▸ Written problem
Select all lines with the string "příčině" in them, and copy those lines.

▸ Input data

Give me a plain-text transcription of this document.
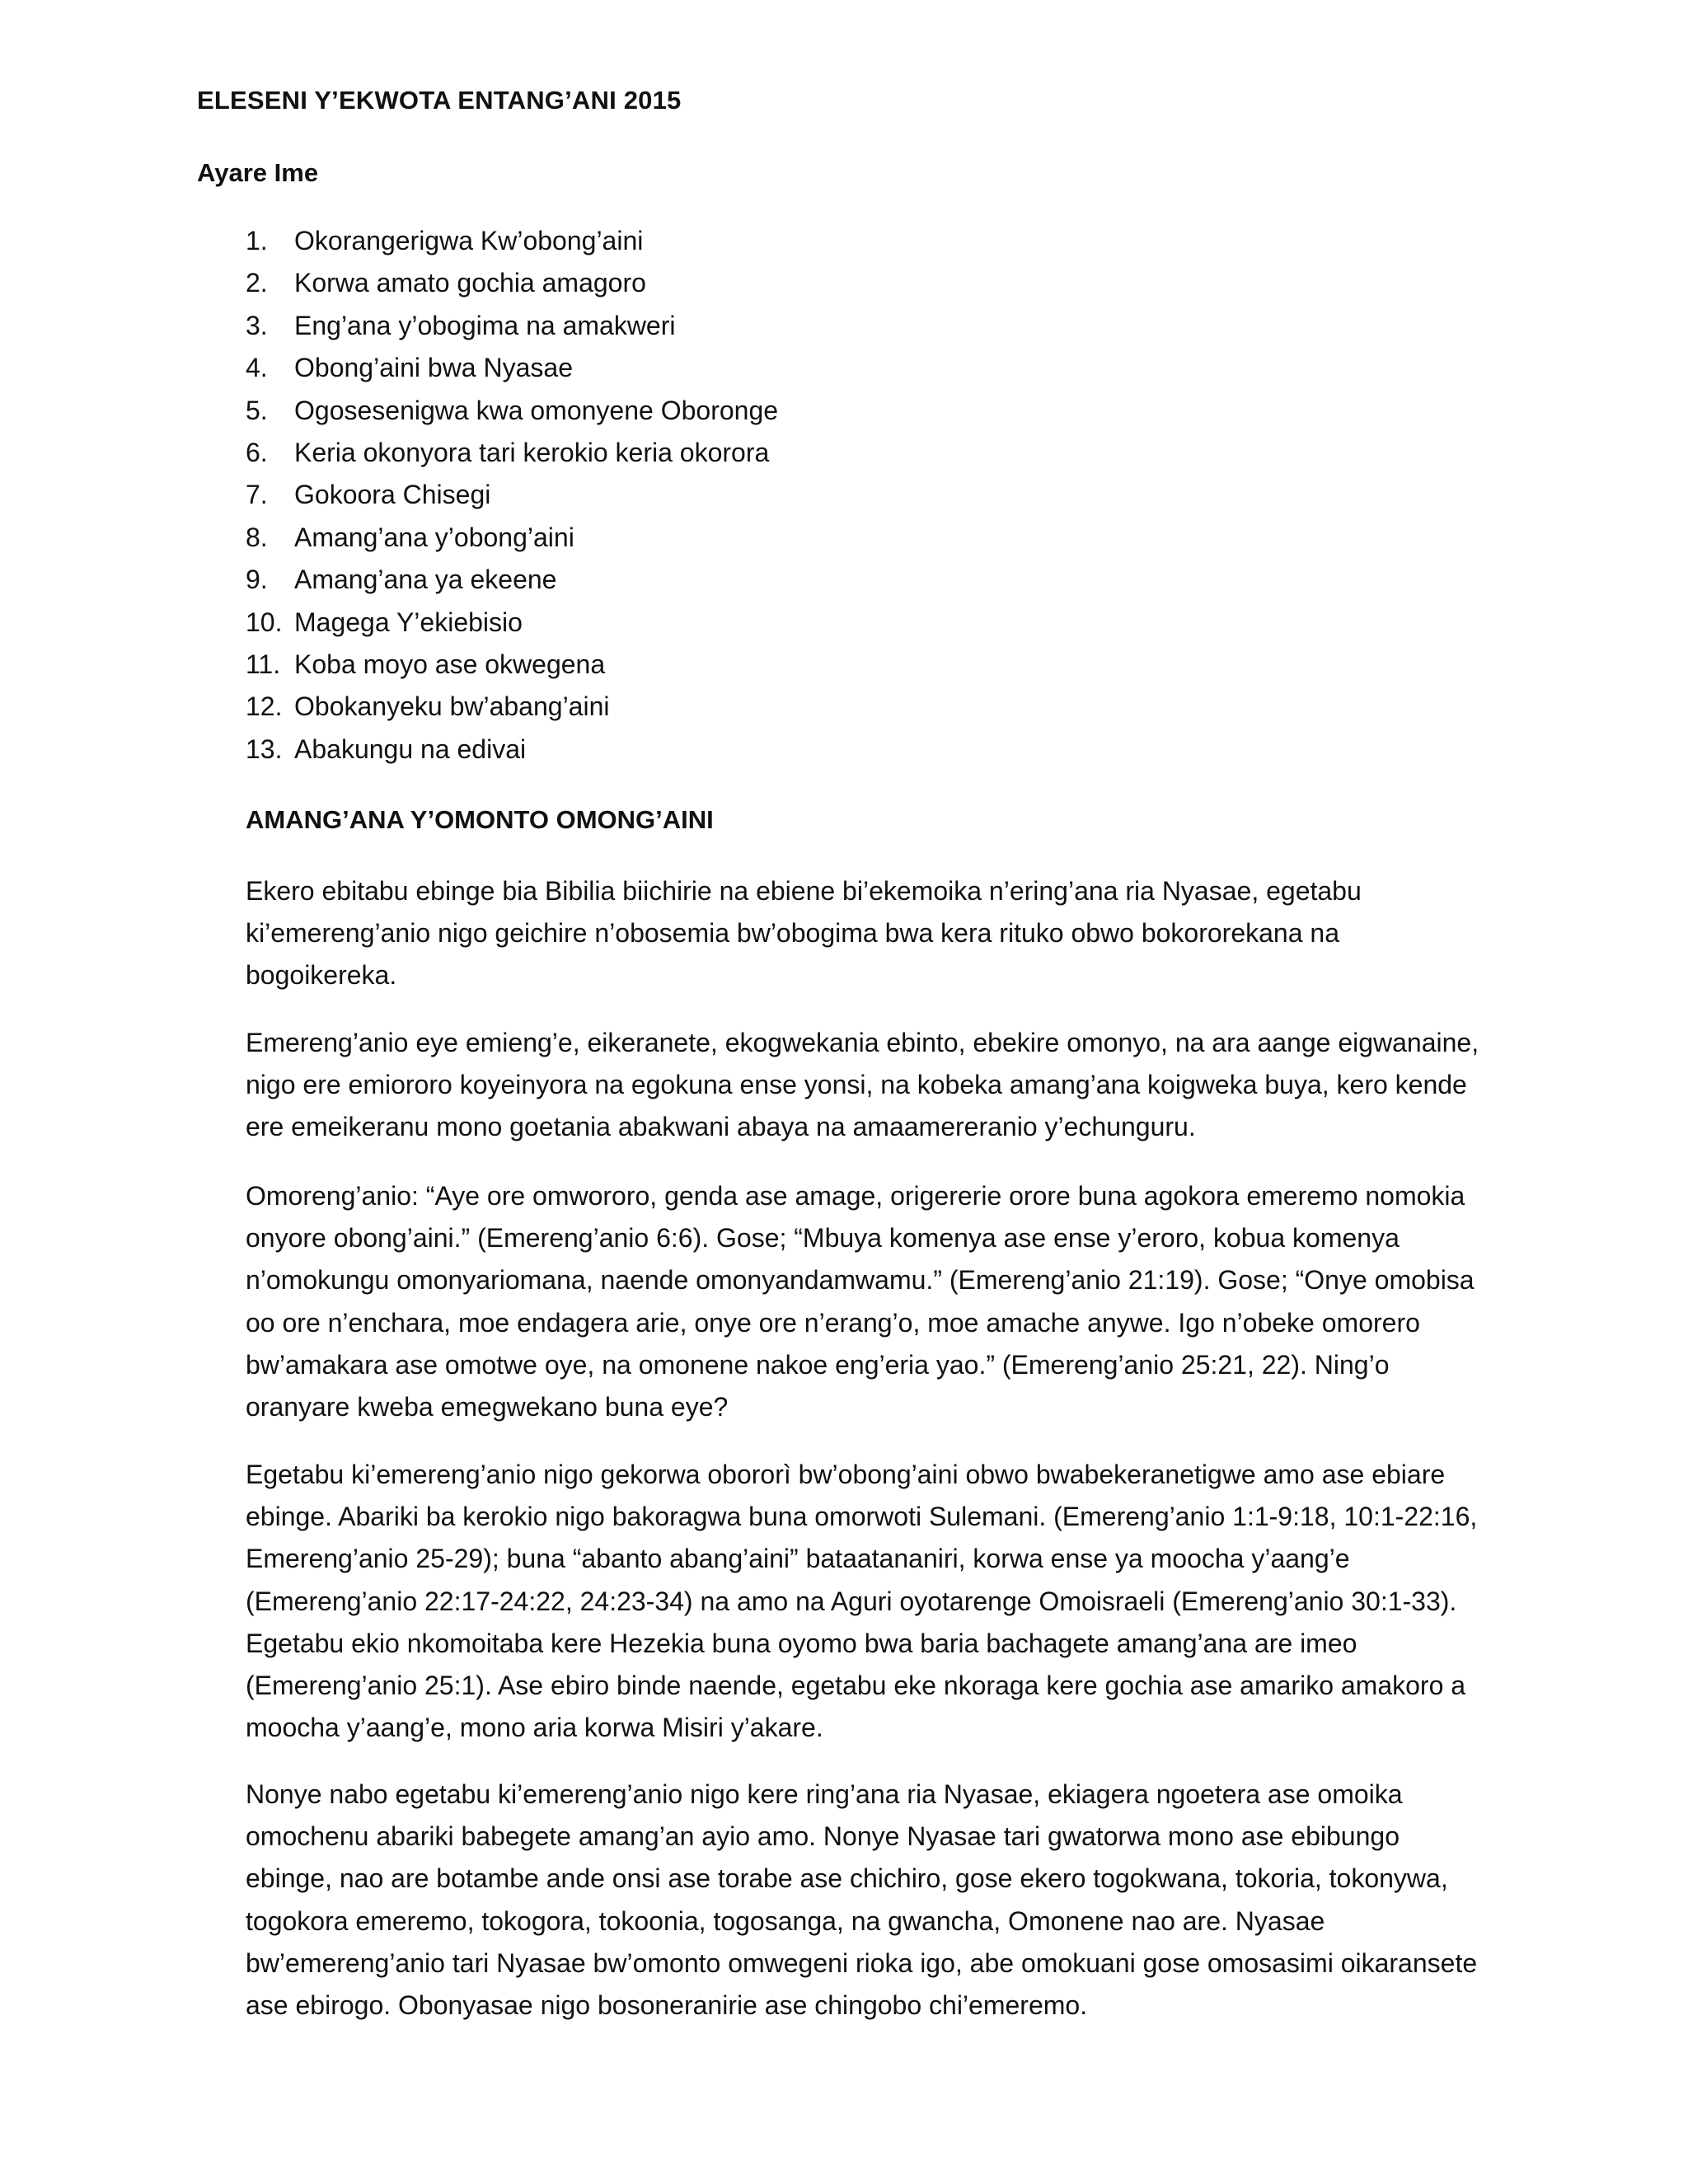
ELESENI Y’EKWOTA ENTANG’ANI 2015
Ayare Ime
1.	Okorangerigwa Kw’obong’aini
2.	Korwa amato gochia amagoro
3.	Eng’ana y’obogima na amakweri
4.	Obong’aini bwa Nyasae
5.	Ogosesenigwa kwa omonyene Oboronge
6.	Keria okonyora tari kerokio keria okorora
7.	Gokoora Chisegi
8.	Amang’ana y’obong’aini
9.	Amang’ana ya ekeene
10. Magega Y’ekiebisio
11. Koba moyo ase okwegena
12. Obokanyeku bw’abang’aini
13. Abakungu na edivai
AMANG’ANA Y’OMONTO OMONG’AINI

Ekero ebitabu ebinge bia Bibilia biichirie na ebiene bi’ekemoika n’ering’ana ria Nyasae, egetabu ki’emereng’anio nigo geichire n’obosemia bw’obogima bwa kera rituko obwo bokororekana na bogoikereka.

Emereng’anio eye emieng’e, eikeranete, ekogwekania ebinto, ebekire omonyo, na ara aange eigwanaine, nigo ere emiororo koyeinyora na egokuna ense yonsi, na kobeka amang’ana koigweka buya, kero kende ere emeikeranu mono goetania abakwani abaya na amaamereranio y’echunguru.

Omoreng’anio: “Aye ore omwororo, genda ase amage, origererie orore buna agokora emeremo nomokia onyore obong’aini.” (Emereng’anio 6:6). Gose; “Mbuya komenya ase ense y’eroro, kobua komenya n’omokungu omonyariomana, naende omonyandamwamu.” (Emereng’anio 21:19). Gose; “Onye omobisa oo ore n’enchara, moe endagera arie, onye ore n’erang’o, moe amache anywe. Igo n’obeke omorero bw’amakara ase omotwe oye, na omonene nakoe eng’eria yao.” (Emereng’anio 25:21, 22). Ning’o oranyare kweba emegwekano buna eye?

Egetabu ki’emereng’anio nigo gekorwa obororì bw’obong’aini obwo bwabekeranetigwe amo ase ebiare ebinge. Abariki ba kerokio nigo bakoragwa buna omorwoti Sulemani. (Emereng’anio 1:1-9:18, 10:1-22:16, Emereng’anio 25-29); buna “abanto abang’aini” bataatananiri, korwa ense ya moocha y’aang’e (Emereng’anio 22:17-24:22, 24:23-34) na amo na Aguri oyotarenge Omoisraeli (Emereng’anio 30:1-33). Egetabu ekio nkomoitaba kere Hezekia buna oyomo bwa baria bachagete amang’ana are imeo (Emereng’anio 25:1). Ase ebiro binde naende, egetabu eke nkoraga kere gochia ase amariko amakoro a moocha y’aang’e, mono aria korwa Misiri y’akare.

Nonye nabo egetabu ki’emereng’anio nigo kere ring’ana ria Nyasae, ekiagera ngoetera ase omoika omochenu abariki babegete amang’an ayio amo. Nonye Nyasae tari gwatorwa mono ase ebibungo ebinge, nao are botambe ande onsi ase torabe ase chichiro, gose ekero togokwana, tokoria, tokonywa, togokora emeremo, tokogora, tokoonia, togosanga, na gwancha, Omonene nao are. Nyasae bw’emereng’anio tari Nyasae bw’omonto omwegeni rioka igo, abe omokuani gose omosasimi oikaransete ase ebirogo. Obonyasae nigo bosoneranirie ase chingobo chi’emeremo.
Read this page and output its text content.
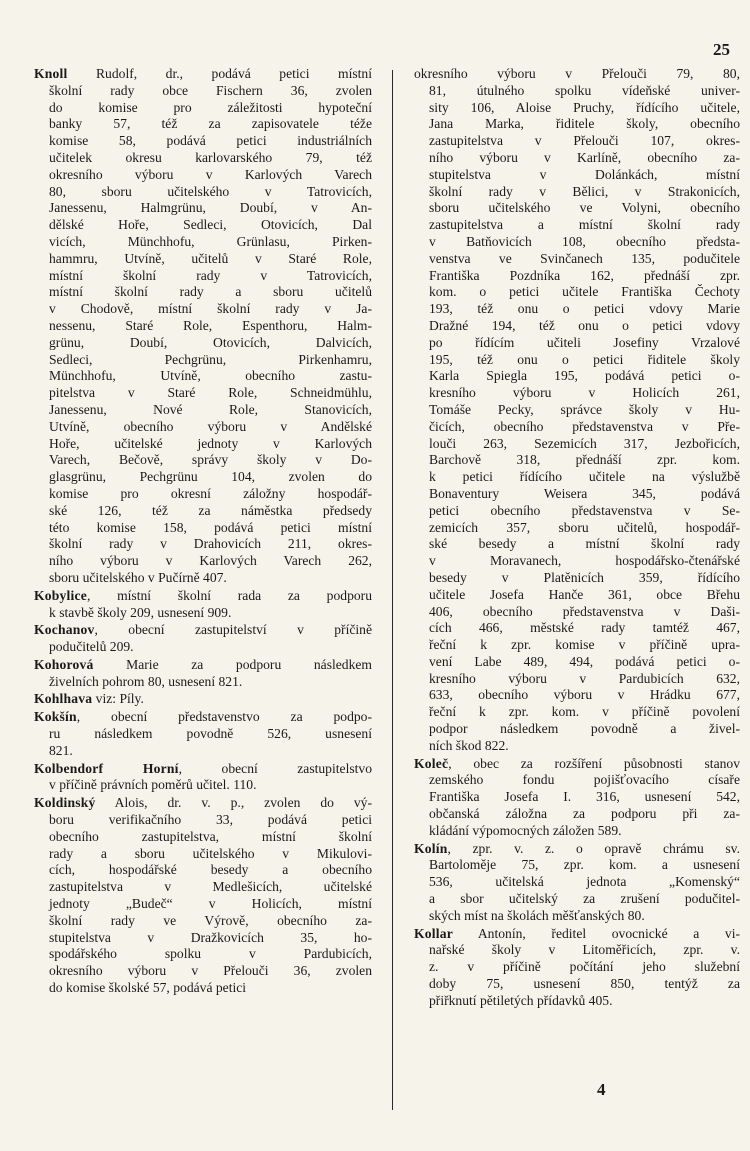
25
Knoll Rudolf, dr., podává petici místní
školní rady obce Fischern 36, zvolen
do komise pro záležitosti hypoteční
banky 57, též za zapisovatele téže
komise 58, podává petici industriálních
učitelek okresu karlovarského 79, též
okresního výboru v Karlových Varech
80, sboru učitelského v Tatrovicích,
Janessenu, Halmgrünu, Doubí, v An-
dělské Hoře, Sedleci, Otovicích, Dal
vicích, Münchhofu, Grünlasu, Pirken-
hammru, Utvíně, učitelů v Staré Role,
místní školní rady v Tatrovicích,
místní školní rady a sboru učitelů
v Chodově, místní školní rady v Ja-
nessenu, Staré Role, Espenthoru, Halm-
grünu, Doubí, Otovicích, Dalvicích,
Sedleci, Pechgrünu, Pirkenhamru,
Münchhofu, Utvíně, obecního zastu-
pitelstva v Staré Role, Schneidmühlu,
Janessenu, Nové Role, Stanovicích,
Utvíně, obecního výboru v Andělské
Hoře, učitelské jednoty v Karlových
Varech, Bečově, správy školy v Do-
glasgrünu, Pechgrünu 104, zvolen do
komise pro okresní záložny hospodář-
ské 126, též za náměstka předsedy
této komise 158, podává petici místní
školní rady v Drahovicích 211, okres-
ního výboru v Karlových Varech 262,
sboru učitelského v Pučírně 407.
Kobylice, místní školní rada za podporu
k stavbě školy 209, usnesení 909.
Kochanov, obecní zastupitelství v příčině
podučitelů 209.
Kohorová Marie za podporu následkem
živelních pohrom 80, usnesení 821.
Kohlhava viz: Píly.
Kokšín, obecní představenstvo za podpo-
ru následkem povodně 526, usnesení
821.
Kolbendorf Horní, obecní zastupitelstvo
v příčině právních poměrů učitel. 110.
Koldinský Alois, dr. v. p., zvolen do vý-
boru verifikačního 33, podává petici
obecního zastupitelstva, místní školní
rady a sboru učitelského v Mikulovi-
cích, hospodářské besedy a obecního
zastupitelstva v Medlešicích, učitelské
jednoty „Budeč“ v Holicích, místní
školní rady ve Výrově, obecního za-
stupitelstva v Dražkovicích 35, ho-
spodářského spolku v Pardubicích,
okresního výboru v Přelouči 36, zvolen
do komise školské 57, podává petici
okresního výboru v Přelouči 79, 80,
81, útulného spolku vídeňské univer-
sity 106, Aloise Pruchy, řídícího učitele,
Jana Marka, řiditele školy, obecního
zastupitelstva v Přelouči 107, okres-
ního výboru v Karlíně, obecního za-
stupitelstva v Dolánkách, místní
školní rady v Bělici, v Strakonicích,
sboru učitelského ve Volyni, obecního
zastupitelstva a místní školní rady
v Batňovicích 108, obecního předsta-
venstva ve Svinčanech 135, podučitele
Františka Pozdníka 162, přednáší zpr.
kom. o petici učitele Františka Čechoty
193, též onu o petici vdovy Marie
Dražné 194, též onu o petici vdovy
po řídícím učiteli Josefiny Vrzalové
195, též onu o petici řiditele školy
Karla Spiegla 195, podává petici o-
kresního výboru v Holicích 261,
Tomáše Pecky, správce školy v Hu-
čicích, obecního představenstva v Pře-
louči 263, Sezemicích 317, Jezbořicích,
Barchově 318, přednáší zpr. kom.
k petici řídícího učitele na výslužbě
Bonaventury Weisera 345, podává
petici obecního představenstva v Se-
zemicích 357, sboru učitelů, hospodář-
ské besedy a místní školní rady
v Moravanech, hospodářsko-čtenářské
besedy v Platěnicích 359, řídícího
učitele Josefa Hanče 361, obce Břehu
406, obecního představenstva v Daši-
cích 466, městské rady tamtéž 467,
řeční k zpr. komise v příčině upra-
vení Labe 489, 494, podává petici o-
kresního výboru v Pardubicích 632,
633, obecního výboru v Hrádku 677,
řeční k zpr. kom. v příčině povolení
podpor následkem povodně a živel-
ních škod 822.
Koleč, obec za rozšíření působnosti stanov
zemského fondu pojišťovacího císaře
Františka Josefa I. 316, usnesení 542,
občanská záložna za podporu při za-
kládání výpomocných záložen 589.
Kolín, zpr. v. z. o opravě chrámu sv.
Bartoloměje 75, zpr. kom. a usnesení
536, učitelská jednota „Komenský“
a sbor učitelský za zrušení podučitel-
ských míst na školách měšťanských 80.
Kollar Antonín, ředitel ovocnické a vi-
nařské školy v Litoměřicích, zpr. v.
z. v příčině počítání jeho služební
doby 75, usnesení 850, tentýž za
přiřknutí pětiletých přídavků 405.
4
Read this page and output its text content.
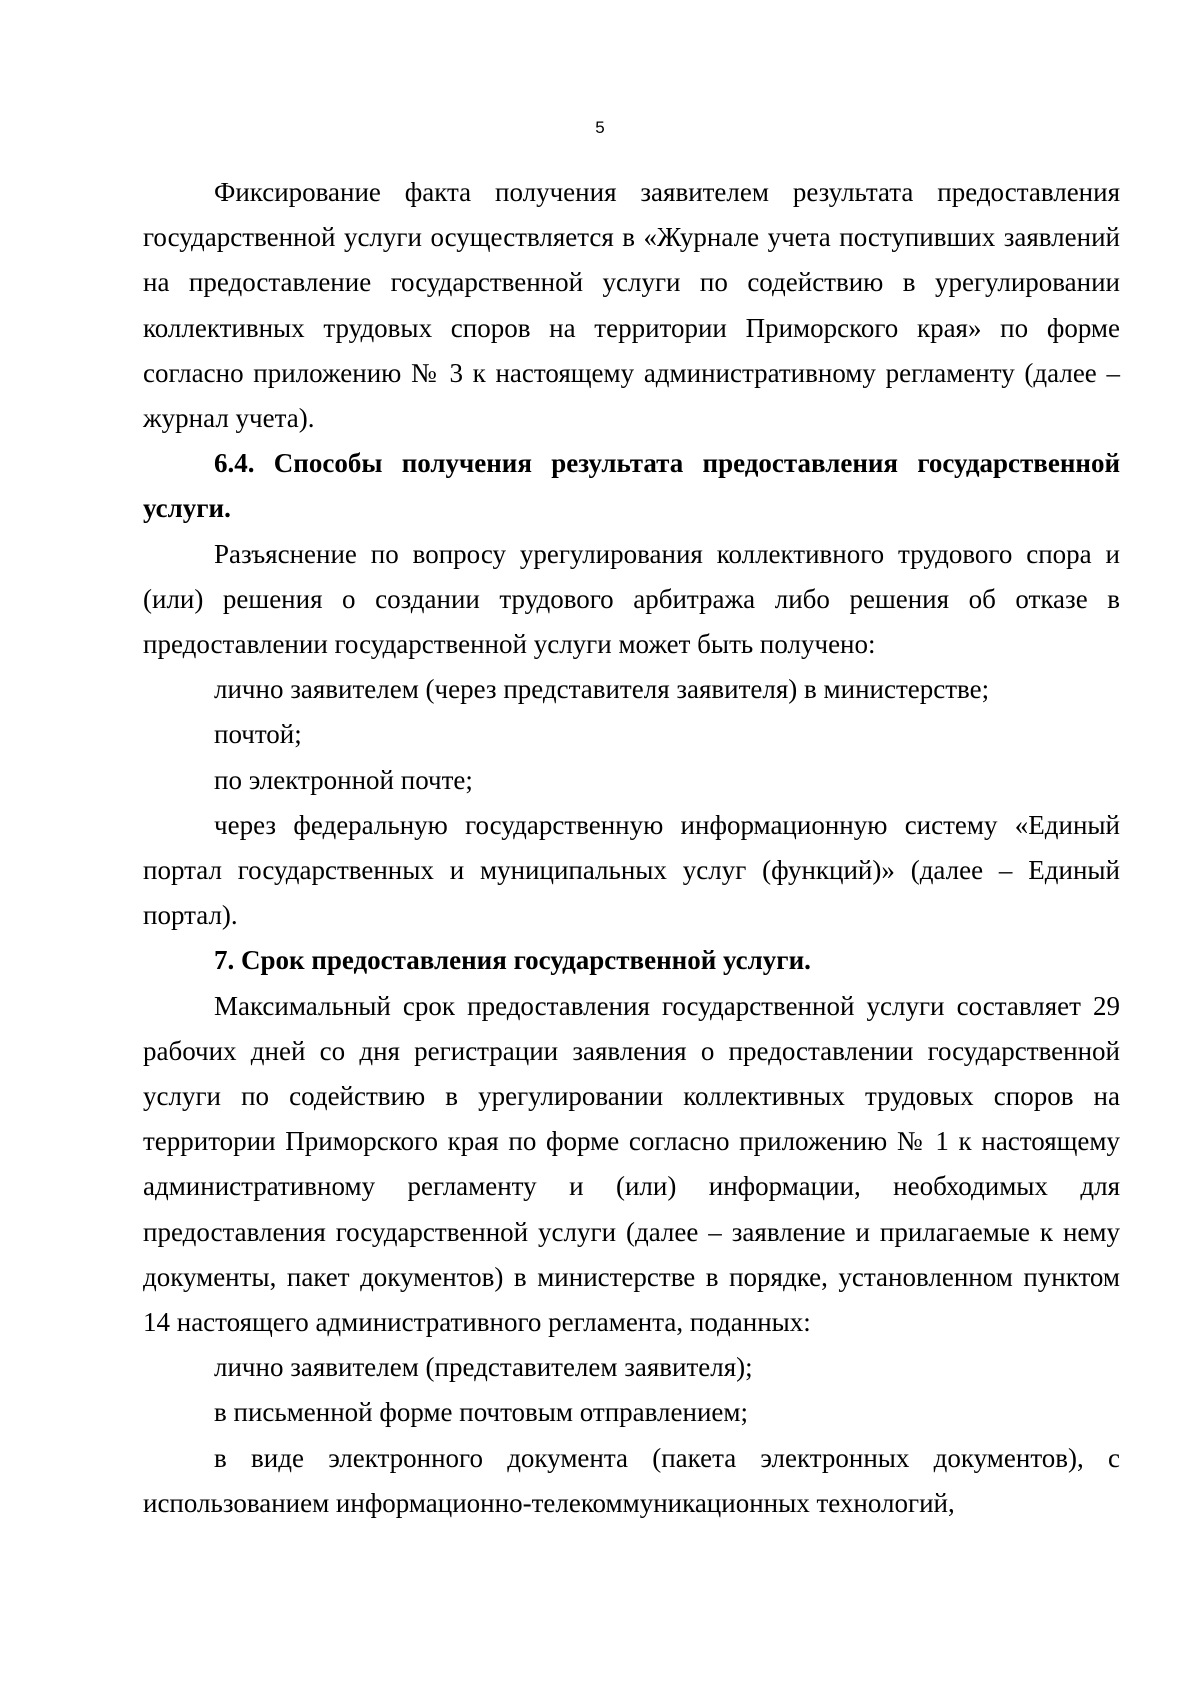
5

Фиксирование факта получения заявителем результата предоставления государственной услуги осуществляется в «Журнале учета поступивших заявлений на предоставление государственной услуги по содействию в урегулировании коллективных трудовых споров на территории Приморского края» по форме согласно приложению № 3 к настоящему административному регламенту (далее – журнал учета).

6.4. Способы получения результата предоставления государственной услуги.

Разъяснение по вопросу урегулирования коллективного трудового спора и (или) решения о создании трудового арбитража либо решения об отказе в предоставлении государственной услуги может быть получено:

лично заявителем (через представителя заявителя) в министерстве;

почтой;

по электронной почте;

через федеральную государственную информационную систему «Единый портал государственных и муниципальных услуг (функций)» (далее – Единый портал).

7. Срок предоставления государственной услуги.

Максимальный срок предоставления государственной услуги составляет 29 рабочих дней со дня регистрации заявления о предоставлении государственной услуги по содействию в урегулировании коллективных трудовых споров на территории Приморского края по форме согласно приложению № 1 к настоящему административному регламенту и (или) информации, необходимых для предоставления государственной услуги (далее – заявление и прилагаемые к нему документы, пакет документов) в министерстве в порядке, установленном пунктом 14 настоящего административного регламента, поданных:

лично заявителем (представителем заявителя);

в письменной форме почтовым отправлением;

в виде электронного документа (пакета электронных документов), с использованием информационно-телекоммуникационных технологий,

▸ Reply
Kochanov, obecní zastupitelství v příčině
v příčině právních poměrů učitel. 110.
řeční k zpr. komise v příčině upra-
řeční k zpr. kom. v příčině povolení
z. v příčině počítání jeho služební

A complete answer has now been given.